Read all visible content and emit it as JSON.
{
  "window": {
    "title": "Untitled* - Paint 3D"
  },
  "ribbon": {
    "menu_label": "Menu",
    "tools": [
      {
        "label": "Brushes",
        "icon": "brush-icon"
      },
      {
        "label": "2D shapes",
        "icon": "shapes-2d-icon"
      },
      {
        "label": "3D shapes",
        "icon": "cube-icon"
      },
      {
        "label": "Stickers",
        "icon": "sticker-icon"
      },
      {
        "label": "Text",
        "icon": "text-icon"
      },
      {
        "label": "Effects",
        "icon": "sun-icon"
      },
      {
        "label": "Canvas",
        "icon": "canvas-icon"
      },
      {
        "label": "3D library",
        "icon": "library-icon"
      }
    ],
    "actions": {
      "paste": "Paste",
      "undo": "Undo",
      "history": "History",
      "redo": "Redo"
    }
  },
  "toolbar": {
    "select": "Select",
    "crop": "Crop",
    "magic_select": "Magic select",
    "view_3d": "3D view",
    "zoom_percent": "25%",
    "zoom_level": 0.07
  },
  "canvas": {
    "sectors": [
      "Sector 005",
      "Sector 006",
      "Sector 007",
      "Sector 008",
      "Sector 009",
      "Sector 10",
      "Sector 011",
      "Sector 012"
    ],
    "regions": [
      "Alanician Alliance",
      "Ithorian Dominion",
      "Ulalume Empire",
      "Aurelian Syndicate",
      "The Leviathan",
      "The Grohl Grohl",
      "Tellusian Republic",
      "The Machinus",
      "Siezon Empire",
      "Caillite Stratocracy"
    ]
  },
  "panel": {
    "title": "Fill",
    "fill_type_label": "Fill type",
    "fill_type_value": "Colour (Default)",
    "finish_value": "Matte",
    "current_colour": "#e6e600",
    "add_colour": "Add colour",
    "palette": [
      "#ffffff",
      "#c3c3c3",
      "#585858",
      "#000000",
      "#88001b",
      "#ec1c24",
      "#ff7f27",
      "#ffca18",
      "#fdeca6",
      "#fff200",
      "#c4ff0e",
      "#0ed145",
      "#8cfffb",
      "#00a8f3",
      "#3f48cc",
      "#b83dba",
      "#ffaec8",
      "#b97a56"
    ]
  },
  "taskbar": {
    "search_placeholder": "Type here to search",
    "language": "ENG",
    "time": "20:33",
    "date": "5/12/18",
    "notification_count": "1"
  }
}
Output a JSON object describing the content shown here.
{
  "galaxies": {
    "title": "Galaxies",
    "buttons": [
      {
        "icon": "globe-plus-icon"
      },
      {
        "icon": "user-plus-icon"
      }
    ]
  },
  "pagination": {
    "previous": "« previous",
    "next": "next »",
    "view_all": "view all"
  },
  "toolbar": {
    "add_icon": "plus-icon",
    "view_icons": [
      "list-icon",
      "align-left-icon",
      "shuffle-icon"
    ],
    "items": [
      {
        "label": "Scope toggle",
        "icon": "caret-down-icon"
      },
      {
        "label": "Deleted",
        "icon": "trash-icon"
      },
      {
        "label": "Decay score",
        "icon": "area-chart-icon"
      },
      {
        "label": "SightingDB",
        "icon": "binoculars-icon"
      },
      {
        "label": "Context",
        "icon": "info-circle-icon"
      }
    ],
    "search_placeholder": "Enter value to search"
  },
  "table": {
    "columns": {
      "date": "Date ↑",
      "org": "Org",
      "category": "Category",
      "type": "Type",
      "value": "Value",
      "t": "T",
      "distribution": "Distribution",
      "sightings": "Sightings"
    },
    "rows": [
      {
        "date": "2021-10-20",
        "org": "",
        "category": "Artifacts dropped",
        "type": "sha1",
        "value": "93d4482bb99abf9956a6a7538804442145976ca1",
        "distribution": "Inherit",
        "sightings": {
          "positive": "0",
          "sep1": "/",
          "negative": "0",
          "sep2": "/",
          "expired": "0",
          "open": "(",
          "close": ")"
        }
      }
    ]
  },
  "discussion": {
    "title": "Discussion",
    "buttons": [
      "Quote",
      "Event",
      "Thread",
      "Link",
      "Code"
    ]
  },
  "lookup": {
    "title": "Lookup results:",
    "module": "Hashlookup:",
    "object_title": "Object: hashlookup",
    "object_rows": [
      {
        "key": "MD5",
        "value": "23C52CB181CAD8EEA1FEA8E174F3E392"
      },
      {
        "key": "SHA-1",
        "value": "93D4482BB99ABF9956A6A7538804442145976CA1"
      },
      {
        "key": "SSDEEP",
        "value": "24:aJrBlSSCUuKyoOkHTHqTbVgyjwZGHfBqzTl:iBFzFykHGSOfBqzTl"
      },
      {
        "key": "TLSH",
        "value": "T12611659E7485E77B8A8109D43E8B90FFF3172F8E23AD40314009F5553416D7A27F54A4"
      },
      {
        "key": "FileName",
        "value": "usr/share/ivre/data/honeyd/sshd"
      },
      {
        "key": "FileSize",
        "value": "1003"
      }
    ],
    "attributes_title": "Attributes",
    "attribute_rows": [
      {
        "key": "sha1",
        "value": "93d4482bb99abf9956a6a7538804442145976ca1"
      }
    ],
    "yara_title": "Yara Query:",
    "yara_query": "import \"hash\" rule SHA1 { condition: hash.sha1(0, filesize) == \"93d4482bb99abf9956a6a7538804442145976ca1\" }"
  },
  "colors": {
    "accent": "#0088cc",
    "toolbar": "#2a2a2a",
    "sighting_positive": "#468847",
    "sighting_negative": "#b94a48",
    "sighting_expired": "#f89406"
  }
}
....
> AIM:
Copy out the full listing exactly.

> WORKED ANSWER:
Read all visible content and emit it as JSON.
{
  "window": {
    "title": "Untitled* - Paint 3D"
  },
  "ribbon": {
    "menu_label": "Menu",
    "tools": [
      {
        "label": "Brushes",
        "icon": "brush-icon"
      },
      {
        "label": "2D shapes",
        "icon": "shapes-2d-icon"
      },
      {
        "label": "3D shapes",
        "icon": "cube-icon"
      },
      {
        "label": "Stickers",
        "icon": "sticker-icon"
      },
      {
        "label": "Text",
        "icon": "text-icon"
      },
      {
        "label": "Effects",
        "icon": "sun-icon"
      },
      {
        "label": "Canvas",
        "icon": "canvas-icon"
      },
      {
        "label": "3D library",
        "icon": "library-icon"
      }
    ],
    "actions": {
      "paste": "Paste",
      "undo": "Undo",
      "history": "History",
      "redo": "Redo"
    }
  },
  "toolbar": {
    "select": "Select",
    "crop": "Crop",
    "magic_select": "Magic select",
    "view_3d": "3D view",
    "zoom_percent": "25%",
    "zoom_level": 0.07
  },
  "canvas": {
    "sectors": [
      "Sector 005",
      "Sector 006",
      "Sector 007",
      "Sector 008",
      "Sector 009",
      "Sector 10",
      "Sector 011",
      "Sector 012"
    ],
    "regions": [
      "Alanician Alliance",
      "Ithorian Dominion",
      "Ulalume Empire",
      "Aurelian Syndicate",
      "The Leviathan",
      "The Grohl Grohl",
      "Tellusian Republic",
      "The Machinus",
      "Siezon Empire",
      "Caillite Stratocracy"
    ]
  },
  "panel": {
    "title": "Fill",
    "fill_type_label": "Fill type",
    "fill_type_value": "Colour (Default)",
    "finish_value": "Matte",
    "current_colour": "#e6e600",
    "add_colour": "Add colour",
    "palette": [
      "#ffffff",
      "#c3c3c3",
      "#585858",
      "#000000",
      "#88001b",
      "#ec1c24",
      "#ff7f27",
      "#ffca18",
      "#fdeca6",
      "#fff200",
      "#c4ff0e",
      "#0ed145",
      "#8cfffb",
      "#00a8f3",
      "#3f48cc",
      "#b83dba",
      "#ffaec8",
      "#b97a56"
    ]
  },
  "taskbar": {
    "search_placeholder": "Type here to search",
    "language": "ENG",
    "time": "20:33",
    "date": "5/12/18",
    "notification_count": "1"
  }
}
Output a JSON object describing the content shown here.
{
  "galaxies": {
    "title": "Galaxies",
    "buttons": [
      {
        "icon": "globe-plus-icon"
      },
      {
        "icon": "user-plus-icon"
      }
    ]
  },
  "pagination": {
    "previous": "« previous",
    "next": "next »",
    "view_all": "view all"
  },
  "toolbar": {
    "add_icon": "plus-icon",
    "view_icons": [
      "list-icon",
      "align-left-icon",
      "shuffle-icon"
    ],
    "items": [
      {
        "label": "Scope toggle",
        "icon": "caret-down-icon"
      },
      {
        "label": "Deleted",
        "icon": "trash-icon"
      },
      {
        "label": "Decay score",
        "icon": "area-chart-icon"
      },
      {
        "label": "SightingDB",
        "icon": "binoculars-icon"
      },
      {
        "label": "Context",
        "icon": "info-circle-icon"
      }
    ],
    "search_placeholder": "Enter value to search"
  },
  "table": {
    "columns": {
      "date": "Date ↑",
      "org": "Org",
      "category": "Category",
      "type": "Type",
      "value": "Value",
      "t": "T",
      "distribution": "Distribution",
      "sightings": "Sightings"
    },
    "rows": [
      {
        "date": "2021-10-20",
        "org": "",
        "category": "Artifacts dropped",
        "type": "sha1",
        "value": "93d4482bb99abf9956a6a7538804442145976ca1",
        "distribution": "Inherit",
        "sightings": {
          "positive": "0",
          "sep1": "/",
          "negative": "0",
          "sep2": "/",
          "expired": "0",
          "open": "(",
          "close": ")"
        }
      }
    ]
  },
  "discussion": {
    "title": "Discussion",
    "buttons": [
      "Quote",
      "Event",
      "Thread",
      "Link",
      "Code"
    ]
  },
  "lookup": {
    "title": "Lookup results:",
    "module": "Hashlookup:",
    "object_title": "Object: hashlookup",
    "object_rows": [
      {
        "key": "MD5",
        "value": "23C52CB181CAD8EEA1FEA8E174F3E392"
      },
      {
        "key": "SHA-1",
        "value": "93D4482BB99ABF9956A6A7538804442145976CA1"
      },
      {
        "key": "SSDEEP",
        "value": "24:aJrBlSSCUuKyoOkHTHqTbVgyjwZGHfBqzTl:iBFzFykHGSOfBqzTl"
      },
      {
        "key": "TLSH",
        "value": "T12611659E7485E77B8A8109D43E8B90FFF3172F8E23AD40314009F5553416D7A27F54A4"
      },
      {
        "key": "FileName",
        "value": "usr/share/ivre/data/honeyd/sshd"
      },
      {
        "key": "FileSize",
        "value": "1003"
      }
    ],
    "attributes_title": "Attributes",
    "attribute_rows": [
      {
        "key": "sha1",
        "value": "93d4482bb99abf9956a6a7538804442145976ca1"
      }
    ],
    "yara_title": "Yara Query:",
    "yara_query": "import \"hash\" rule SHA1 { condition: hash.sha1(0, filesize) == \"93d4482bb99abf9956a6a7538804442145976ca1\" }"
  },
  "colors": {
    "accent": "#0088cc",
    "toolbar": "#2a2a2a",
    "sighting_positive": "#468847",
    "sighting_negative": "#b94a48",
    "sighting_expired": "#f89406"
  }
}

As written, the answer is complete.